> _EXERCISE INSTRUCTIONS_
Copy each line with the word "FXCM" in it.

> _RECORDS FOR THE TASK_

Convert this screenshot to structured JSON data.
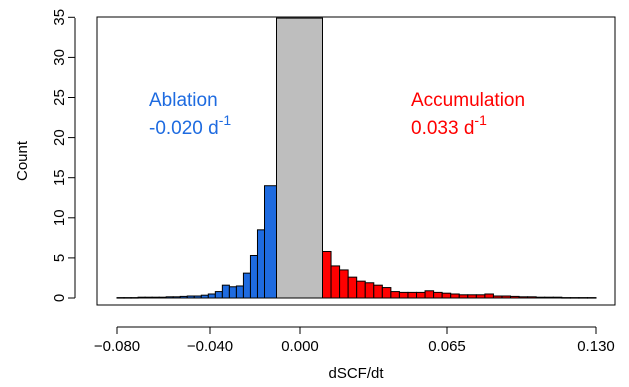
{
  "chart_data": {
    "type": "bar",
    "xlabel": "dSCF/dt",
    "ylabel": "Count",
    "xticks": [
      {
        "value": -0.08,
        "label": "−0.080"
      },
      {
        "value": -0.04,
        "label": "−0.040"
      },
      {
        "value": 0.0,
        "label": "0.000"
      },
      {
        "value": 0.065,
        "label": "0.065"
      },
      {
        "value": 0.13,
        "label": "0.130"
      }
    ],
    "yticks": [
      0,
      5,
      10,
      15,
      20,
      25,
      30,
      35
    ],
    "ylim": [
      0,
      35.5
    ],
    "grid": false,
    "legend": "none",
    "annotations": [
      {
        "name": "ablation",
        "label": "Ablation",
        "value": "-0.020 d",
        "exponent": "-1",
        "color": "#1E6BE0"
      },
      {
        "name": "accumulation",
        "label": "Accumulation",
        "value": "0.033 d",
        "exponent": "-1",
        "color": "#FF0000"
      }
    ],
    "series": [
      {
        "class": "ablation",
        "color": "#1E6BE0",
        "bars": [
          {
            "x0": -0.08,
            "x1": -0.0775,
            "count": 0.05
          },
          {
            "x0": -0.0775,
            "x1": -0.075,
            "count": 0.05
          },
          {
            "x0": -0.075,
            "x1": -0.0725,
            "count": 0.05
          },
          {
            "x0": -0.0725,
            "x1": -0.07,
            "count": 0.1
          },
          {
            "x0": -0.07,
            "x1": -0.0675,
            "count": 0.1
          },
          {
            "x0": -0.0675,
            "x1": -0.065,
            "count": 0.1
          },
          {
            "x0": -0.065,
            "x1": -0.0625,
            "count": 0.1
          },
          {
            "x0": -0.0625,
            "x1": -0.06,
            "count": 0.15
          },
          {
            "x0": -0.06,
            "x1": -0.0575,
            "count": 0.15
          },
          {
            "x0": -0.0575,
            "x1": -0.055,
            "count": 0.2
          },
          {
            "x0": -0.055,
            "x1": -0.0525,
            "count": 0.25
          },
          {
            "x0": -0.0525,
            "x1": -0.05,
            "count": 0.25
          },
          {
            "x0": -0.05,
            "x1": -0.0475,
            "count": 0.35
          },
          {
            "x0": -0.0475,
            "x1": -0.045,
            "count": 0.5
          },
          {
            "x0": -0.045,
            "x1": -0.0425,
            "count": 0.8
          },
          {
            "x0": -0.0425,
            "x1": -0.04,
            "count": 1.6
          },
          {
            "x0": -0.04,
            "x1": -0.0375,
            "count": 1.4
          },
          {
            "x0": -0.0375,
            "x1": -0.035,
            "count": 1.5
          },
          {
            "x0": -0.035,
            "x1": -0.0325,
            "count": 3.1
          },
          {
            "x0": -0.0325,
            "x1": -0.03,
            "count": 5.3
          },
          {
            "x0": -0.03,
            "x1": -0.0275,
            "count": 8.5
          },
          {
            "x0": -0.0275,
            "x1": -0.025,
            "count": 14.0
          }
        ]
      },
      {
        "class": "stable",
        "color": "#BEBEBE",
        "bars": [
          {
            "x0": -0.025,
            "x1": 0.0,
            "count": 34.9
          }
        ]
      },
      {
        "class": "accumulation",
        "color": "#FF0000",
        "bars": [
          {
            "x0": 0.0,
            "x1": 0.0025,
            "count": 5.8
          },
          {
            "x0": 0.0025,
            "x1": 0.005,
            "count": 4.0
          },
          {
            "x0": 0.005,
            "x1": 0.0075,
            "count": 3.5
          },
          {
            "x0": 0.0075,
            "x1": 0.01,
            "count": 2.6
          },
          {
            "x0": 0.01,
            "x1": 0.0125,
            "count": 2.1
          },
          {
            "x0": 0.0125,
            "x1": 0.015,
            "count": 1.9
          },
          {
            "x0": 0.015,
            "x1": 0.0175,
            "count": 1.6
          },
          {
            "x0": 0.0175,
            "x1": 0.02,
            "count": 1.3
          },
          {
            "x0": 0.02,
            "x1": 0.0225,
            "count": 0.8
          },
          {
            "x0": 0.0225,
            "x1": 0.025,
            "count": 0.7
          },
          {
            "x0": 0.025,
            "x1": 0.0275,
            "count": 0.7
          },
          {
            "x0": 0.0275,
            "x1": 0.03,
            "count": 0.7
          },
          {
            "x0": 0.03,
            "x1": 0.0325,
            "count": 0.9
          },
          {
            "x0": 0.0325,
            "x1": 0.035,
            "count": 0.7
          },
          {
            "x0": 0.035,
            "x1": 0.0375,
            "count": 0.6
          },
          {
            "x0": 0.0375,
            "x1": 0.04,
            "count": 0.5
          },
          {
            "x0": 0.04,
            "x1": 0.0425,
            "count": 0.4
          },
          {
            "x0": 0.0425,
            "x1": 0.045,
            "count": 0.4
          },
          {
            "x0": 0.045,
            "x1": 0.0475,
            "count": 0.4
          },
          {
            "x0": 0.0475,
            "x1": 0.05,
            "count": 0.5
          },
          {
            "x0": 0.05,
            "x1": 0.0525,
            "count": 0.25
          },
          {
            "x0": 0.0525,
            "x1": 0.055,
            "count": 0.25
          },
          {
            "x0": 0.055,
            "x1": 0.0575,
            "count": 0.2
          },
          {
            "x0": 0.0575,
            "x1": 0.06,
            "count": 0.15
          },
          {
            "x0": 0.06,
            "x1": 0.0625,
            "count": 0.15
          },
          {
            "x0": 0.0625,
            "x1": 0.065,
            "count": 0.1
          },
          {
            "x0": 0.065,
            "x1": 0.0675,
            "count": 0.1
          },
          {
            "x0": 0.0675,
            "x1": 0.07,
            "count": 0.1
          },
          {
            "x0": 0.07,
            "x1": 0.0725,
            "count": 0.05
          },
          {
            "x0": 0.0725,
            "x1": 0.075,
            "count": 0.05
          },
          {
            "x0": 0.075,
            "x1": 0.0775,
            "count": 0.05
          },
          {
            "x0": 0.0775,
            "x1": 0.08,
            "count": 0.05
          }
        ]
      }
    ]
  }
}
...
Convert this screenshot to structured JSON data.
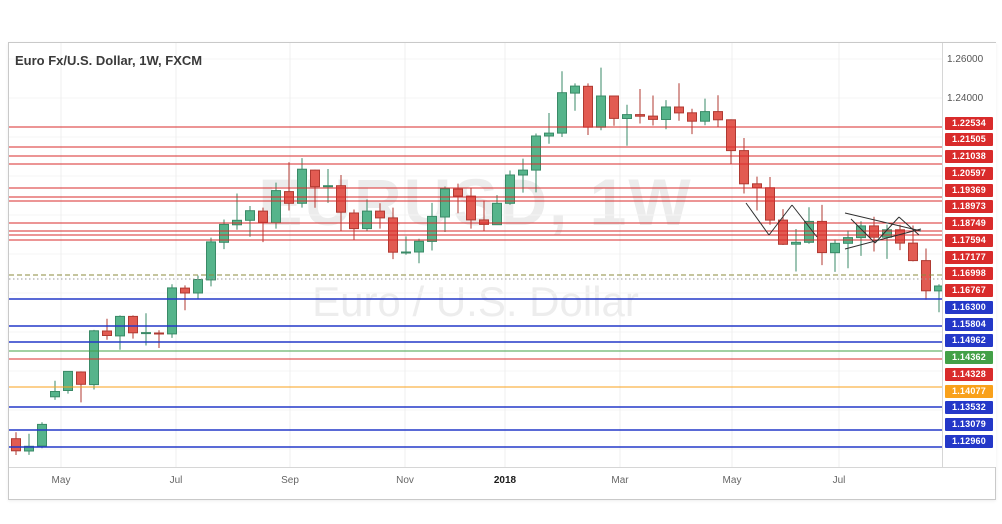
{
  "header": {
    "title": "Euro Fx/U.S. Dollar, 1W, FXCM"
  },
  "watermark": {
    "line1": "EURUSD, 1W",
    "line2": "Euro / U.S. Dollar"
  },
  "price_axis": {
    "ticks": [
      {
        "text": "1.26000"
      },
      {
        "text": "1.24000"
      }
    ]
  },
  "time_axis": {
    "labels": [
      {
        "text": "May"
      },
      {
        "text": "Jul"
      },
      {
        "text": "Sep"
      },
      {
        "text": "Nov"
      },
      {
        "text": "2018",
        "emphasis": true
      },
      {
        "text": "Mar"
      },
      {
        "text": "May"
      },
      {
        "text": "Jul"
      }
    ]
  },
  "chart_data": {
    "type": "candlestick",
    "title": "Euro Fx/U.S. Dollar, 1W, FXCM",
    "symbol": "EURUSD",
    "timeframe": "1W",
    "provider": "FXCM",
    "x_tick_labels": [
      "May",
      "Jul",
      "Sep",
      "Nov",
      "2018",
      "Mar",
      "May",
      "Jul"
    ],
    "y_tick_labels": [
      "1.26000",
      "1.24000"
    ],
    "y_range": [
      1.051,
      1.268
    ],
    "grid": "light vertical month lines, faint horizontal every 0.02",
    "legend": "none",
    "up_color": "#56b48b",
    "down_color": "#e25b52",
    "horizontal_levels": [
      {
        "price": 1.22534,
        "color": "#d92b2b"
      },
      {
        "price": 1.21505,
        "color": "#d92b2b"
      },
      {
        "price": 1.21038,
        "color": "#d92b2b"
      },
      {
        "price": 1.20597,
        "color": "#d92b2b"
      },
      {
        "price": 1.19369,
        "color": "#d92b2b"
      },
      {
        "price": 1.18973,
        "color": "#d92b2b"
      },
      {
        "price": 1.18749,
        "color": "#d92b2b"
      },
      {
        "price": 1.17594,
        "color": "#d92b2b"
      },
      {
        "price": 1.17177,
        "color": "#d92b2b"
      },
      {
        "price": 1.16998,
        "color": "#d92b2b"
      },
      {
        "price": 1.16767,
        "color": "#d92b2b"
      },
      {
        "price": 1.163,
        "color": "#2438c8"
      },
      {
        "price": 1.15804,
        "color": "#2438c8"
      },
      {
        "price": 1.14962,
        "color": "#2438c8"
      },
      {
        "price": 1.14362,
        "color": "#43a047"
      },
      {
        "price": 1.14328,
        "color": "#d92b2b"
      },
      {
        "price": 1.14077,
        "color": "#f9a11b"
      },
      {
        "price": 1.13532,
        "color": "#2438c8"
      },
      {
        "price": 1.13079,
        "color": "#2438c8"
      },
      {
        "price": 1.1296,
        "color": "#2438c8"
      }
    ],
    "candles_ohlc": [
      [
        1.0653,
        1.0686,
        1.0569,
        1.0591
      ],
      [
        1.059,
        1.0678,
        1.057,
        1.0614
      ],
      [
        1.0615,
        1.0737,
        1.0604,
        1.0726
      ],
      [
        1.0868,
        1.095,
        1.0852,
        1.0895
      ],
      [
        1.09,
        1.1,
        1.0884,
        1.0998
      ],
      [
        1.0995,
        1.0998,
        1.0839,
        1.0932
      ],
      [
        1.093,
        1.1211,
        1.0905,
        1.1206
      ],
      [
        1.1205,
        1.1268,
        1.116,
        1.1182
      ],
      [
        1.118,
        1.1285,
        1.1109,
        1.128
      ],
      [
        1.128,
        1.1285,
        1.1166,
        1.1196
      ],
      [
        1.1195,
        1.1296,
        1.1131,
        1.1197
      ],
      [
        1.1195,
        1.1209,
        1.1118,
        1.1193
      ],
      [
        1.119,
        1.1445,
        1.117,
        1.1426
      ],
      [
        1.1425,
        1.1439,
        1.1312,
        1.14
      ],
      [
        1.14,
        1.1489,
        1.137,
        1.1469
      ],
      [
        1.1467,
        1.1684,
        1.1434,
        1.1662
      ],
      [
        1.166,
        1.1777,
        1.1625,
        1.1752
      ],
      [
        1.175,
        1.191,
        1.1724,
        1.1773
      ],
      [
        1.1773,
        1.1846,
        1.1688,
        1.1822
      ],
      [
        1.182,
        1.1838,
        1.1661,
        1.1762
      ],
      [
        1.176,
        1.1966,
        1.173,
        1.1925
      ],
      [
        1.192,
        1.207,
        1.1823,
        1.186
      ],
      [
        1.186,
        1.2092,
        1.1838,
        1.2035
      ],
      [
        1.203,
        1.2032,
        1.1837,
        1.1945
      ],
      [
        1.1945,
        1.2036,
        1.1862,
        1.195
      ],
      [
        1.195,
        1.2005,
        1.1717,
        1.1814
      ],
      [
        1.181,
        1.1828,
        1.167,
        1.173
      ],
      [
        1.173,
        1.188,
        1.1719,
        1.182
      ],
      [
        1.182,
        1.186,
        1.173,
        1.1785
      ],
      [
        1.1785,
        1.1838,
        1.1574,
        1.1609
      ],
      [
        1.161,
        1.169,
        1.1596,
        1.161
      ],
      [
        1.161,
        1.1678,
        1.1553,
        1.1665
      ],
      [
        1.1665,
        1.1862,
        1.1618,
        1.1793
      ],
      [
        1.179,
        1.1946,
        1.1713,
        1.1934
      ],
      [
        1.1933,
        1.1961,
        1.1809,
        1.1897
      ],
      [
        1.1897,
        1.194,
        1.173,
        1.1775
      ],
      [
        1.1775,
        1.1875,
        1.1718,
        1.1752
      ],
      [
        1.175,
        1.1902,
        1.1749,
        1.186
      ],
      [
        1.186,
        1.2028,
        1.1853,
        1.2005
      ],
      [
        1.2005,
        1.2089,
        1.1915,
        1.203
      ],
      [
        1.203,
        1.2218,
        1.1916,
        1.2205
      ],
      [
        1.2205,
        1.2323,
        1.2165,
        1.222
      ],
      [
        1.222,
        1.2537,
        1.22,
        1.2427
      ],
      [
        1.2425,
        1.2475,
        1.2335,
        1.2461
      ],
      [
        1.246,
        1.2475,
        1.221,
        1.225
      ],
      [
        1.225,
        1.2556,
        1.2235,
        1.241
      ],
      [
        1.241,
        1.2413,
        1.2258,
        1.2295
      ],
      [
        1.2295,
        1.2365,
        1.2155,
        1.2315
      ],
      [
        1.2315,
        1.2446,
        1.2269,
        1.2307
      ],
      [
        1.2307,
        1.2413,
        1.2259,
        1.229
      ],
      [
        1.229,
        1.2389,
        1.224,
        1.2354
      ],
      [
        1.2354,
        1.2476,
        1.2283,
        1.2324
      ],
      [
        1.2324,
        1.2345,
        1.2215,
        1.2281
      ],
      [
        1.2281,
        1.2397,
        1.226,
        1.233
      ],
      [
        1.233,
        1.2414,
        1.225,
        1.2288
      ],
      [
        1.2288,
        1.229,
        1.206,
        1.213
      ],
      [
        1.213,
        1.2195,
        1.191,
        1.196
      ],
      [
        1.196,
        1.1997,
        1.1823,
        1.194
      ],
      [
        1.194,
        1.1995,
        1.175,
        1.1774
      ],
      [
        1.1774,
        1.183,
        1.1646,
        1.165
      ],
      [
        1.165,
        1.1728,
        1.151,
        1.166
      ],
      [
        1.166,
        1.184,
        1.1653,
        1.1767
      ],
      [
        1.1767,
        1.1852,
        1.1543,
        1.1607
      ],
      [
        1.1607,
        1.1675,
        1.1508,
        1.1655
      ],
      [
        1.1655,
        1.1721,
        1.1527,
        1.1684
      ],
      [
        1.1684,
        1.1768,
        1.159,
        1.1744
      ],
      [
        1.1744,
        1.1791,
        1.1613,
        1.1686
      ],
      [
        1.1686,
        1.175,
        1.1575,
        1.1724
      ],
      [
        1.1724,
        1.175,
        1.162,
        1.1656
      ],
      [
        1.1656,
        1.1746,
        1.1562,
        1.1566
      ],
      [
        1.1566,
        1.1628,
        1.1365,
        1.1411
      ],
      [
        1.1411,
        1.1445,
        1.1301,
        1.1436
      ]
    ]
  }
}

> _CORRECT RESULT_
    "title": "Euro Fx/U.S. Dollar, 1W, FXCM"
    "title": "Euro Fx/U.S. Dollar, 1W, FXCM",
    "provider": "FXCM",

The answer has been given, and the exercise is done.